Required work ::
Repeat the records word for word, excluding any picture.

Data for this task ::
>>>

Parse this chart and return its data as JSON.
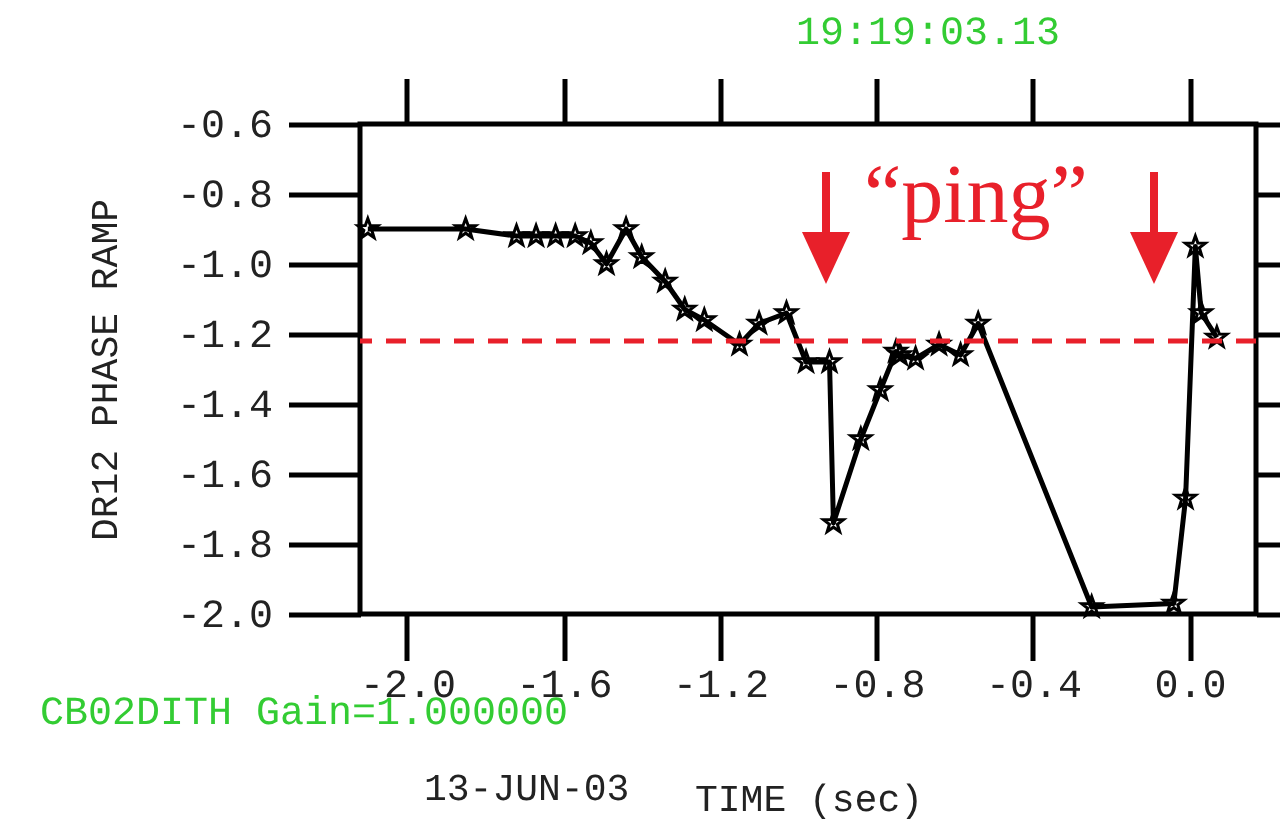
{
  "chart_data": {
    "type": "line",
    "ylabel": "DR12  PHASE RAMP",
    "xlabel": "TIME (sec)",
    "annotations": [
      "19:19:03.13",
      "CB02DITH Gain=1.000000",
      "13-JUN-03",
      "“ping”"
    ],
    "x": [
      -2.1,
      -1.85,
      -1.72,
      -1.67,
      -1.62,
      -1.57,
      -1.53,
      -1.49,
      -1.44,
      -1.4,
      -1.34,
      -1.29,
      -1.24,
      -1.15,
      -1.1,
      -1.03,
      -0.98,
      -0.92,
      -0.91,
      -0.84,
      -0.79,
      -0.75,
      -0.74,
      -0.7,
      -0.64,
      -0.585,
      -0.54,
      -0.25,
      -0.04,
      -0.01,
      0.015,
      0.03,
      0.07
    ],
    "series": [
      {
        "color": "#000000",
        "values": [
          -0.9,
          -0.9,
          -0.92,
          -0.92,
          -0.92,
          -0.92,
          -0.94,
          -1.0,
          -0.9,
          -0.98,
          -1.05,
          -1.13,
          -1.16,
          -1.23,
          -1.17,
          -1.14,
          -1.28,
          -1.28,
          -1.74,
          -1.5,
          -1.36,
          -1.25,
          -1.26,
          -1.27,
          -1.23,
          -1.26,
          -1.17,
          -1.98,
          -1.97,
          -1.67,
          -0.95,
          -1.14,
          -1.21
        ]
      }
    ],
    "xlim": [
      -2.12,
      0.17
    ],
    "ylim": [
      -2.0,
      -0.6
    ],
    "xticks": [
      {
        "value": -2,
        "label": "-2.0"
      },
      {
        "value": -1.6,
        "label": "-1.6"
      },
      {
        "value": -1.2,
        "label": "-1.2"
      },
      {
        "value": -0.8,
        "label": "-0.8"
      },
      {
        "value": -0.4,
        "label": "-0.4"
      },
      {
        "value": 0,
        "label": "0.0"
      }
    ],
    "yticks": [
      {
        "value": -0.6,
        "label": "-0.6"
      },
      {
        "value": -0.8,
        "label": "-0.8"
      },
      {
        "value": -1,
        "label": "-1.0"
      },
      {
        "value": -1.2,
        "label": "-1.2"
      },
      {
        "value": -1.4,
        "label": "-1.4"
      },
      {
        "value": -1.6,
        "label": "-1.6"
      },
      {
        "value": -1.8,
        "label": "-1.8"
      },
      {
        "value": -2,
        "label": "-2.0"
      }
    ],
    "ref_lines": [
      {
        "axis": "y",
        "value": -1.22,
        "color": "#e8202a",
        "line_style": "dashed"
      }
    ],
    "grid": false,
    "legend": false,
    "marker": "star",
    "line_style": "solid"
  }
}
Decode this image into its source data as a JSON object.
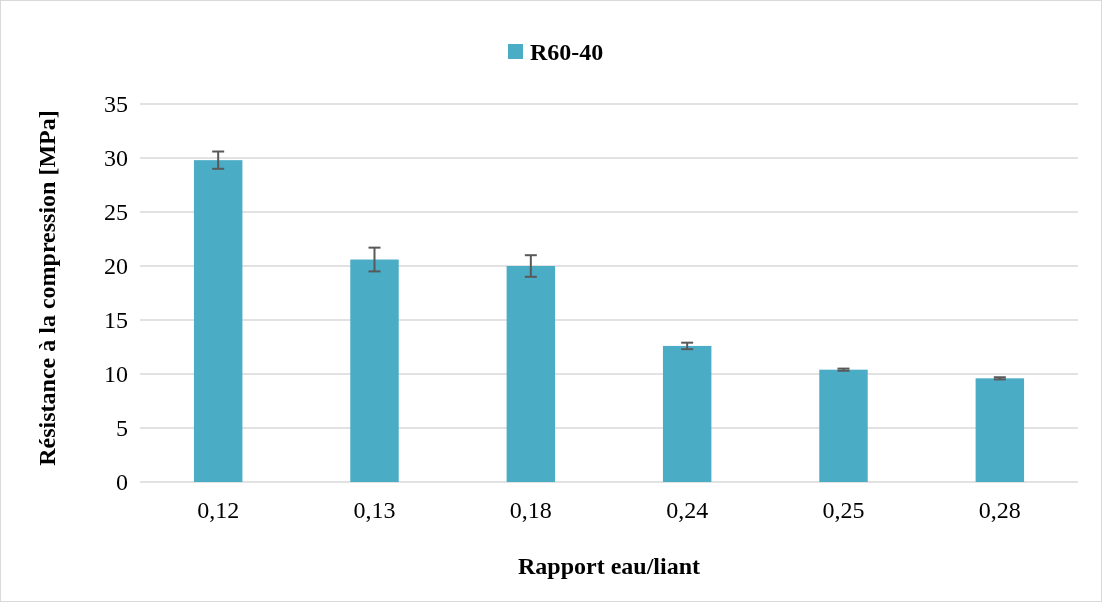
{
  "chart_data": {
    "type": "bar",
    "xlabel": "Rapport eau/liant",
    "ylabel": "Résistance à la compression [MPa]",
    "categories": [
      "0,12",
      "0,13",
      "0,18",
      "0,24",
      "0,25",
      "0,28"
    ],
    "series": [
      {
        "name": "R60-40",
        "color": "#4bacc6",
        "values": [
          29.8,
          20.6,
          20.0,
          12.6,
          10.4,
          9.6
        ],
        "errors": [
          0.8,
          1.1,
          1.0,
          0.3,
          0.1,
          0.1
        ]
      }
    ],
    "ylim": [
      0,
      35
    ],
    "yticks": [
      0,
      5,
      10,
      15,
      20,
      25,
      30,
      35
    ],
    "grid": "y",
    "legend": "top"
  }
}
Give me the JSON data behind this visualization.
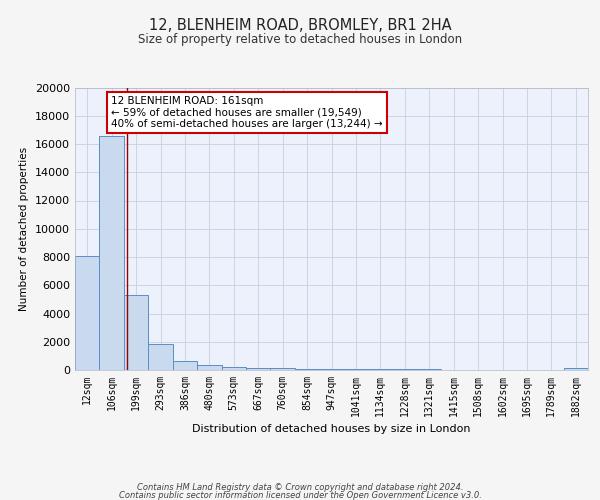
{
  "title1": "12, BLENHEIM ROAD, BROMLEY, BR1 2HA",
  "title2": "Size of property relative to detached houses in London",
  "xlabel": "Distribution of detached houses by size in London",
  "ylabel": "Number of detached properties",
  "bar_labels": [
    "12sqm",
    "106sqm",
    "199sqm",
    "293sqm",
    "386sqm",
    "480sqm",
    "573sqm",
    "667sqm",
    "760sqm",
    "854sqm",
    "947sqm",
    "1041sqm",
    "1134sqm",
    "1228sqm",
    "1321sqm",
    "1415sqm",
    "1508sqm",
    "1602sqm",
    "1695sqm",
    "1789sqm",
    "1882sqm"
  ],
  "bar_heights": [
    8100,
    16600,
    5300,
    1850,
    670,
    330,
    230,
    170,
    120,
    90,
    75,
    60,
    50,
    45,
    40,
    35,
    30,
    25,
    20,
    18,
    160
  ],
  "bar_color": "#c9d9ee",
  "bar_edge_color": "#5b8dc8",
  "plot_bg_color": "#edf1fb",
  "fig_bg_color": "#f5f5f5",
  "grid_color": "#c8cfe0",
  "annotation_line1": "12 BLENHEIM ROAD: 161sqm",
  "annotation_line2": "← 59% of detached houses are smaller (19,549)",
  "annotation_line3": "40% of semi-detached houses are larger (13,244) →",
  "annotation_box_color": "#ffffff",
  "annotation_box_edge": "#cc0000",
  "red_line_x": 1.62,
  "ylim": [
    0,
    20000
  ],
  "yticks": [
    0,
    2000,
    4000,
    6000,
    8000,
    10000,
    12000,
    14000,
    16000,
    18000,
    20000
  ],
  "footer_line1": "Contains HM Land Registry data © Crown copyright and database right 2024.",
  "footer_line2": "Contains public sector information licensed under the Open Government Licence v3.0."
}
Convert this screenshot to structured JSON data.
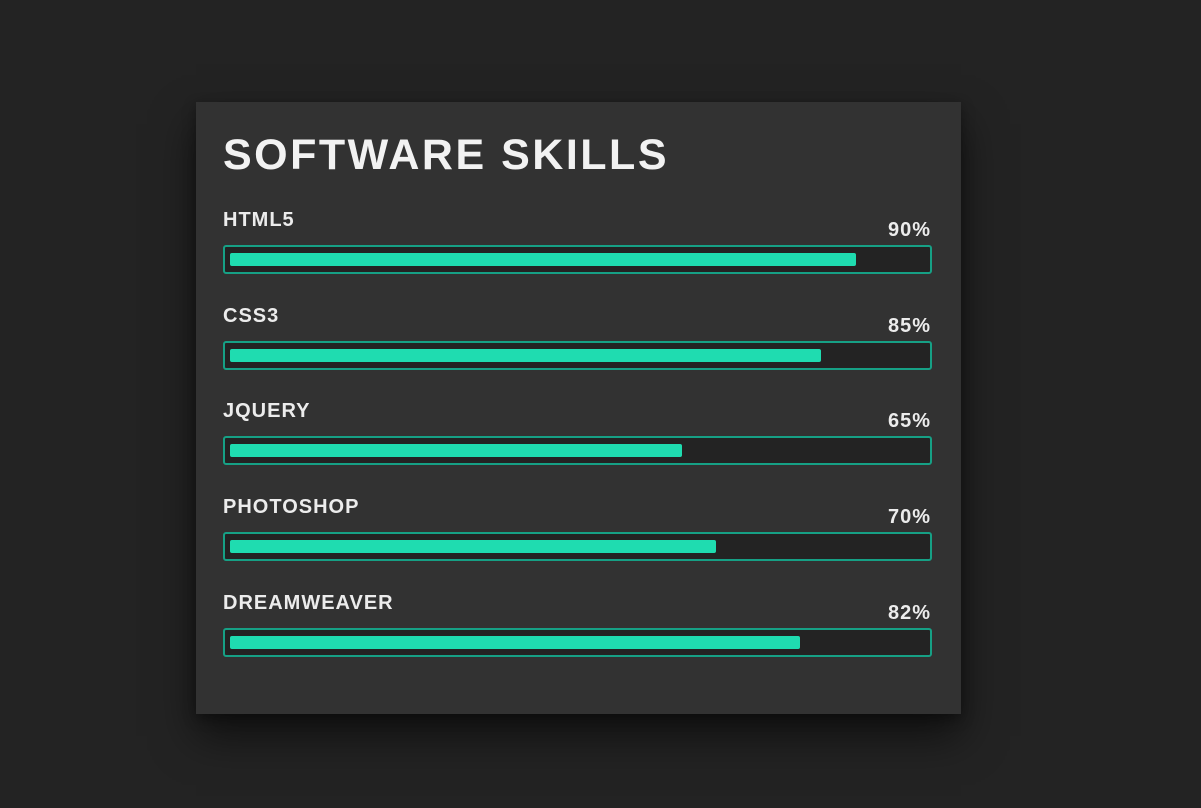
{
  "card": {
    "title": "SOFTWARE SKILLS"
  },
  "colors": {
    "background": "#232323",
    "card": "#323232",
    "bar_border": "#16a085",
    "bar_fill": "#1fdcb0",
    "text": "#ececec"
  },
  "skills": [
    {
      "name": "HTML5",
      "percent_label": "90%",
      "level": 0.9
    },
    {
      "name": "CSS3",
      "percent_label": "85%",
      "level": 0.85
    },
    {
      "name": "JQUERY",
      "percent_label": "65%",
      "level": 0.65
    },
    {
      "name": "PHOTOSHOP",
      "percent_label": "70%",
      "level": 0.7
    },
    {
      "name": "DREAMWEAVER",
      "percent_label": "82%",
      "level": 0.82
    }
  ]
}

<<<

Task answer ::
Parse this chart and return its data as JSON.
{
  "chart_data": {
    "type": "line",
    "ylabel": "DR12  PHASE RAMP",
    "xlabel": "TIME (sec)",
    "annotations": [
      "19:19:03.13",
      "CB02DITH Gain=1.000000",
      "13-JUN-03",
      "“ping”"
    ],
    "x": [
      -2.1,
      -1.85,
      -1.72,
      -1.67,
      -1.62,
      -1.57,
      -1.53,
      -1.49,
      -1.44,
      -1.4,
      -1.34,
      -1.29,
      -1.24,
      -1.15,
      -1.1,
      -1.03,
      -0.98,
      -0.92,
      -0.91,
      -0.84,
      -0.79,
      -0.75,
      -0.74,
      -0.7,
      -0.64,
      -0.585,
      -0.54,
      -0.25,
      -0.04,
      -0.01,
      0.015,
      0.03,
      0.07
    ],
    "series": [
      {
        "color": "#000000",
        "values": [
          -0.9,
          -0.9,
          -0.92,
          -0.92,
          -0.92,
          -0.92,
          -0.94,
          -1.0,
          -0.9,
          -0.98,
          -1.05,
          -1.13,
          -1.16,
          -1.23,
          -1.17,
          -1.14,
          -1.28,
          -1.28,
          -1.74,
          -1.5,
          -1.36,
          -1.25,
          -1.26,
          -1.27,
          -1.23,
          -1.26,
          -1.17,
          -1.98,
          -1.97,
          -1.67,
          -0.95,
          -1.14,
          -1.21
        ]
      }
    ],
    "xlim": [
      -2.12,
      0.17
    ],
    "ylim": [
      -2.0,
      -0.6
    ],
    "xticks": [
      {
        "value": -2,
        "label": "-2.0"
      },
      {
        "value": -1.6,
        "label": "-1.6"
      },
      {
        "value": -1.2,
        "label": "-1.2"
      },
      {
        "value": -0.8,
        "label": "-0.8"
      },
      {
        "value": -0.4,
        "label": "-0.4"
      },
      {
        "value": 0,
        "label": "0.0"
      }
    ],
    "yticks": [
      {
        "value": -0.6,
        "label": "-0.6"
      },
      {
        "value": -0.8,
        "label": "-0.8"
      },
      {
        "value": -1,
        "label": "-1.0"
      },
      {
        "value": -1.2,
        "label": "-1.2"
      },
      {
        "value": -1.4,
        "label": "-1.4"
      },
      {
        "value": -1.6,
        "label": "-1.6"
      },
      {
        "value": -1.8,
        "label": "-1.8"
      },
      {
        "value": -2,
        "label": "-2.0"
      }
    ],
    "ref_lines": [
      {
        "axis": "y",
        "value": -1.22,
        "color": "#e8202a",
        "line_style": "dashed"
      }
    ],
    "grid": false,
    "legend": false,
    "marker": "star",
    "line_style": "solid"
  }
}
Decode this image into its source data as a JSON object.
{
  "chart_data": {
    "type": "bar",
    "xlabel": "Rapport eau/liant",
    "ylabel": "Résistance à la compression [MPa]",
    "categories": [
      "0,12",
      "0,13",
      "0,18",
      "0,24",
      "0,25",
      "0,28"
    ],
    "series": [
      {
        "name": "R60-40",
        "color": "#4bacc6",
        "values": [
          29.8,
          20.6,
          20.0,
          12.6,
          10.4,
          9.6
        ],
        "errors": [
          0.8,
          1.1,
          1.0,
          0.3,
          0.1,
          0.1
        ]
      }
    ],
    "ylim": [
      0,
      35
    ],
    "yticks": [
      0,
      5,
      10,
      15,
      20,
      25,
      30,
      35
    ],
    "grid": "y",
    "legend": "top"
  }
}
Give me the JSON data behind this visualization.
{
  "title1": "12, BLENHEIM ROAD, BROMLEY, BR1 2HA",
  "title2": "Size of property relative to detached houses in London",
  "xlabel": "Distribution of detached houses by size in London",
  "ylabel": "Number of detached properties",
  "bar_labels": [
    "12sqm",
    "106sqm",
    "199sqm",
    "293sqm",
    "386sqm",
    "480sqm",
    "573sqm",
    "667sqm",
    "760sqm",
    "854sqm",
    "947sqm",
    "1041sqm",
    "1134sqm",
    "1228sqm",
    "1321sqm",
    "1415sqm",
    "1508sqm",
    "1602sqm",
    "1695sqm",
    "1789sqm",
    "1882sqm"
  ],
  "bar_heights": [
    8100,
    16600,
    5300,
    1850,
    670,
    330,
    230,
    170,
    120,
    90,
    75,
    60,
    50,
    45,
    40,
    35,
    30,
    25,
    20,
    18,
    160
  ],
  "bar_color": "#c9d9ee",
  "bar_edge_color": "#5b8dc8",
  "plot_bg_color": "#edf1fb",
  "fig_bg_color": "#f5f5f5",
  "grid_color": "#c8cfe0",
  "annotation_line1": "12 BLENHEIM ROAD: 161sqm",
  "annotation_line2": "← 59% of detached houses are smaller (19,549)",
  "annotation_line3": "40% of semi-detached houses are larger (13,244) →",
  "annotation_box_color": "#ffffff",
  "annotation_box_edge": "#cc0000",
  "red_line_x": 1.62,
  "ylim": [
    0,
    20000
  ],
  "yticks": [
    0,
    2000,
    4000,
    6000,
    8000,
    10000,
    12000,
    14000,
    16000,
    18000,
    20000
  ],
  "footer_line1": "Contains HM Land Registry data © Crown copyright and database right 2024.",
  "footer_line2": "Contains public sector information licensed under the Open Government Licence v3.0."
}
Convert this screenshot to structured JSON data.
{
  "card": {
    "title": "SOFTWARE SKILLS"
  },
  "colors": {
    "background": "#232323",
    "card": "#323232",
    "bar_border": "#16a085",
    "bar_fill": "#1fdcb0",
    "text": "#ececec"
  },
  "skills": [
    {
      "name": "HTML5",
      "percent_label": "90%",
      "level": 0.9
    },
    {
      "name": "CSS3",
      "percent_label": "85%",
      "level": 0.85
    },
    {
      "name": "JQUERY",
      "percent_label": "65%",
      "level": 0.65
    },
    {
      "name": "PHOTOSHOP",
      "percent_label": "70%",
      "level": 0.7
    },
    {
      "name": "DREAMWEAVER",
      "percent_label": "82%",
      "level": 0.82
    }
  ]
}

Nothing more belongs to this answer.